━━━ SUPPLIED MATERIAL ━━━

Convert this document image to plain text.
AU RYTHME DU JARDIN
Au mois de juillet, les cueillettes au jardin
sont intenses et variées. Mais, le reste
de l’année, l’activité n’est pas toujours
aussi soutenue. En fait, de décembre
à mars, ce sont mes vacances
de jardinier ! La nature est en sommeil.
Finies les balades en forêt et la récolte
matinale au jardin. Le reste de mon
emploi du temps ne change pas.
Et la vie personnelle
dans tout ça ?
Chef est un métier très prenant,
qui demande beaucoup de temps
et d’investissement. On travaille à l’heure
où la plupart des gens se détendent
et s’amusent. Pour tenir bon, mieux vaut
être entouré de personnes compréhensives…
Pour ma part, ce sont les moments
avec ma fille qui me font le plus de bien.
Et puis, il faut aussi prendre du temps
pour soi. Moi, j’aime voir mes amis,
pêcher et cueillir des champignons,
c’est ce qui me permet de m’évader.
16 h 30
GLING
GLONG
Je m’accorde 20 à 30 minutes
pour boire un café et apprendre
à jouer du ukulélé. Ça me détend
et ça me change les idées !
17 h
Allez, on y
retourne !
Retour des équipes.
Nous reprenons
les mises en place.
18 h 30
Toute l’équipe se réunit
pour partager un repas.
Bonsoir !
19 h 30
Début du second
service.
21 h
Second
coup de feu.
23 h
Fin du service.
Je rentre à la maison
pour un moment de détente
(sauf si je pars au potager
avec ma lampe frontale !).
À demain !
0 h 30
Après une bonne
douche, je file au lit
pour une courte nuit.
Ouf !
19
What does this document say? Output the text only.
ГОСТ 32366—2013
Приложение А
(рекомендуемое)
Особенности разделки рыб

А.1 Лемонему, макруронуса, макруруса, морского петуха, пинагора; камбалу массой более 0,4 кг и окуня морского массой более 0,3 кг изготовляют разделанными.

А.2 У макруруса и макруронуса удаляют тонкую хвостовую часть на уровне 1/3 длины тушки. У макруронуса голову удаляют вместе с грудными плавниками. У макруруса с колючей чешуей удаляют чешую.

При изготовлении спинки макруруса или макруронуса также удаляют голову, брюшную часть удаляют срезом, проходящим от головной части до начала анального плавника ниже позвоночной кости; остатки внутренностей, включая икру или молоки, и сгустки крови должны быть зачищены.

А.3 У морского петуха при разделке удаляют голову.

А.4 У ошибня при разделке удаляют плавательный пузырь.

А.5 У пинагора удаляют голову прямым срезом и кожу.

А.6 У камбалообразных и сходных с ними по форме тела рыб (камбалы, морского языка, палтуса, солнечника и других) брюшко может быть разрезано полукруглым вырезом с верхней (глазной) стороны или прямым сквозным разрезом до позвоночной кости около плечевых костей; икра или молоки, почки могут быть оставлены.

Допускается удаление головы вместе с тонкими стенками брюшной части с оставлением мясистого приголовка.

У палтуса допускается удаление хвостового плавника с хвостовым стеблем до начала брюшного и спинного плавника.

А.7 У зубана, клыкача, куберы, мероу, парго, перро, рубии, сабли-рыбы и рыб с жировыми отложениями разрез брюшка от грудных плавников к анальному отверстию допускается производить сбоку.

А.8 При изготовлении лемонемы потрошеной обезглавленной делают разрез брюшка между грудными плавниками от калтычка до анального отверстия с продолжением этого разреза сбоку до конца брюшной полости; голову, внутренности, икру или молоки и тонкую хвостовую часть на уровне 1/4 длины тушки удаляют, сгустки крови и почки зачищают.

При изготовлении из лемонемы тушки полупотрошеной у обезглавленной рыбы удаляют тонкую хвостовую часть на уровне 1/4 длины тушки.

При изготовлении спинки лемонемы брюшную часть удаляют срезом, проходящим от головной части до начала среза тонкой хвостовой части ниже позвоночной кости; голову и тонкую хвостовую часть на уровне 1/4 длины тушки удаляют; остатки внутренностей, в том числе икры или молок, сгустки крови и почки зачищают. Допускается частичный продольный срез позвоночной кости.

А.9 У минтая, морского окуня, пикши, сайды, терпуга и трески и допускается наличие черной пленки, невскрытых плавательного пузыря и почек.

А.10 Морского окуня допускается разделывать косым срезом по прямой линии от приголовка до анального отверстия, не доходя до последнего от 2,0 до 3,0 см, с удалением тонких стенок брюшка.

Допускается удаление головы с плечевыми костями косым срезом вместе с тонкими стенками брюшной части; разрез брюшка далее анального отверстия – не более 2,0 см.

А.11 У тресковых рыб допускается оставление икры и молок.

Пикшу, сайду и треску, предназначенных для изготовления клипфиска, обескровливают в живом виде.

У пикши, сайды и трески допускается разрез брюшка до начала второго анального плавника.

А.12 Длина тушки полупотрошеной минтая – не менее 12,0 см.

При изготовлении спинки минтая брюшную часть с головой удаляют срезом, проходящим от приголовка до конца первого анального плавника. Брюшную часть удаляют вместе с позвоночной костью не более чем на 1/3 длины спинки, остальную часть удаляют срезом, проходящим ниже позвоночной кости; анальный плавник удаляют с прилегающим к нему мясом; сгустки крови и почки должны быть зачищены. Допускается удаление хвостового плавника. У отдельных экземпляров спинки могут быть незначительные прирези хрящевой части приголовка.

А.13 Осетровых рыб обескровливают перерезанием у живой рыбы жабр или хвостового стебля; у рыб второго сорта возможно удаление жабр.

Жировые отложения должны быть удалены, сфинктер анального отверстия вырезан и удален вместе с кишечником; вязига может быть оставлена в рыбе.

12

━━━

Find the lines containing "могут" and pull them out.

# COMPLETE OUTPUT
А.6 У камбалообразных и сходных с ними по форме тела рыб (камбалы, морского языка, палтуса, солнечника и других) брюшко может быть разрезано полукруглым вырезом с верхней (глазной) стороны или прямым сквозным разрезом до позвоночной кости около плечевых костей; икра или молоки, почки могут быть оставлены.
При изготовлении спинки минтая брюшную часть с головой удаляют срезом, проходящим от приголовка до конца первого анального плавника. Брюшную часть удаляют вместе с позвоночной костью не более чем на 1/3 длины спинки, остальную часть удаляют срезом, проходящим ниже позвоночной кости; анальный плавник удаляют с прилегающим к нему мясом; сгустки крови и почки должны быть зачищены. Допускается удаление хвостового плавника. У отдельных экземпляров спинки могут быть незначительные прирези хрящевой части приголовка.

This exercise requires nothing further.